____ Data section
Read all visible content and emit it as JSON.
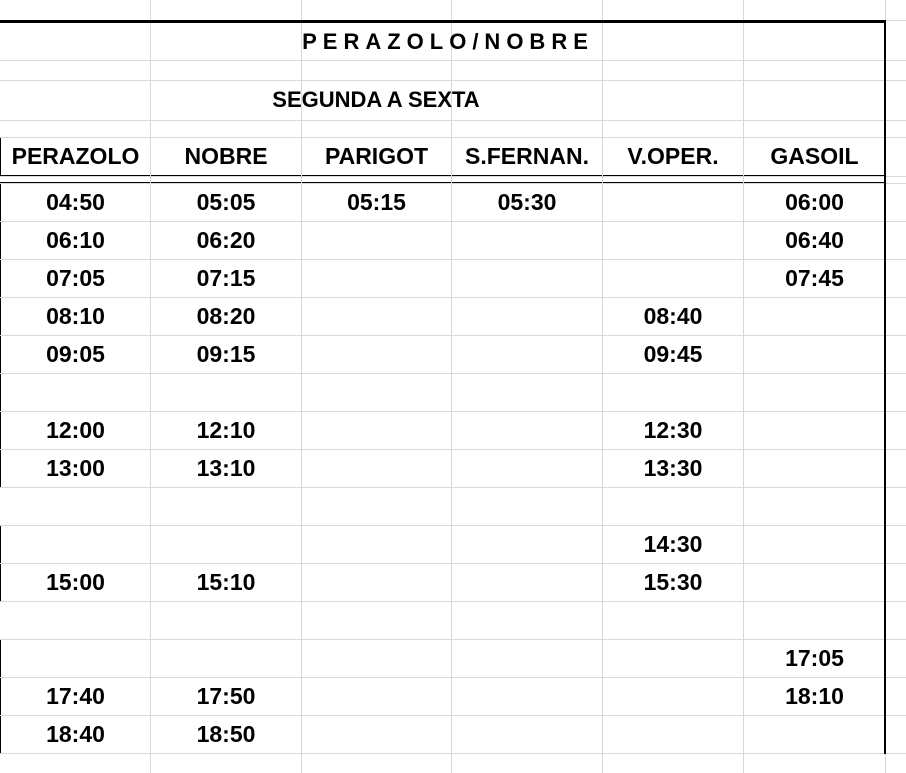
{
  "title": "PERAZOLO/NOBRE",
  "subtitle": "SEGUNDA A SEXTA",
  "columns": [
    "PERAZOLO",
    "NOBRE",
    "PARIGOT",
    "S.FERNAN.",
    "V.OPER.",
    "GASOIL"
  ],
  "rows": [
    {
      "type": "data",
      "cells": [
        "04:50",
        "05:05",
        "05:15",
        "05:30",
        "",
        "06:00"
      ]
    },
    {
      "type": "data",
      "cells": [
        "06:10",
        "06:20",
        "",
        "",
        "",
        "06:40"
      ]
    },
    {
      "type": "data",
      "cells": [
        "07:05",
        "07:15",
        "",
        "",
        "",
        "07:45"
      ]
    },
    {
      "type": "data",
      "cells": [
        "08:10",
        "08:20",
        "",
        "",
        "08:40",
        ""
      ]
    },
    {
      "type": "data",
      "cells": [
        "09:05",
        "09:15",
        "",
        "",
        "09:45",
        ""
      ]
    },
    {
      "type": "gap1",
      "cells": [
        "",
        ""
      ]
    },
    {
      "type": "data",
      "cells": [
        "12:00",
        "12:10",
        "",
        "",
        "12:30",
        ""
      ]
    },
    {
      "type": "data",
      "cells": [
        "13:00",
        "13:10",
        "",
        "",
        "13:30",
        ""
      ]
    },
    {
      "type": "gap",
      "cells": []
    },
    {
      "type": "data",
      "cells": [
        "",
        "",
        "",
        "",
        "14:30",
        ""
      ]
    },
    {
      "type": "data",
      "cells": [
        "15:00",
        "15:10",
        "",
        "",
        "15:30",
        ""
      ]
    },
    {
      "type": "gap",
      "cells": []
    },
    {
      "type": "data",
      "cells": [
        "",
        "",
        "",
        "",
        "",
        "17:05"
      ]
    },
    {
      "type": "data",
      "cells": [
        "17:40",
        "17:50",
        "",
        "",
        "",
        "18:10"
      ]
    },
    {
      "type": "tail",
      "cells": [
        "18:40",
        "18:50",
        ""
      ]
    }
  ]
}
________
____ Data section
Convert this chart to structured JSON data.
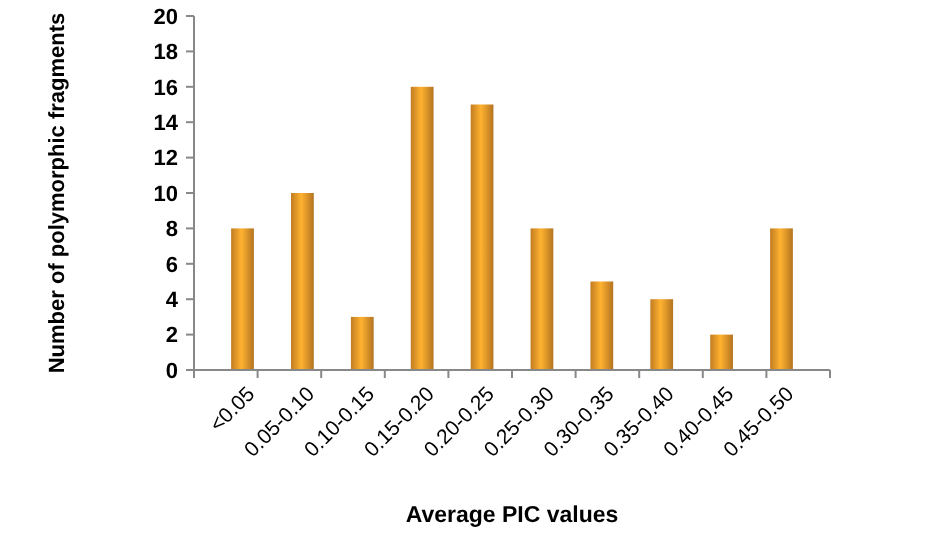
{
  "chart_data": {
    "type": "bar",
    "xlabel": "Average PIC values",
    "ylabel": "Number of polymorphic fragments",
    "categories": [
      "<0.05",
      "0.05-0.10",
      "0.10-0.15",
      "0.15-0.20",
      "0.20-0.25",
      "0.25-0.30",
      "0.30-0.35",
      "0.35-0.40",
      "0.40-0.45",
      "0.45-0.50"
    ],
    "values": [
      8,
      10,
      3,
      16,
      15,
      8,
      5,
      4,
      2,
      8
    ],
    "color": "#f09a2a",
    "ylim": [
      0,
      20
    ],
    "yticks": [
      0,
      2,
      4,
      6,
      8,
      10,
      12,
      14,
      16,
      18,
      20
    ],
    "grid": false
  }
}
________
**Exercise brief**: In the entries above, find lines with "JSON" and copy each.

**Final result**:
Read all visible content and emit it as JSON.
Convert this chart to structured JSON data.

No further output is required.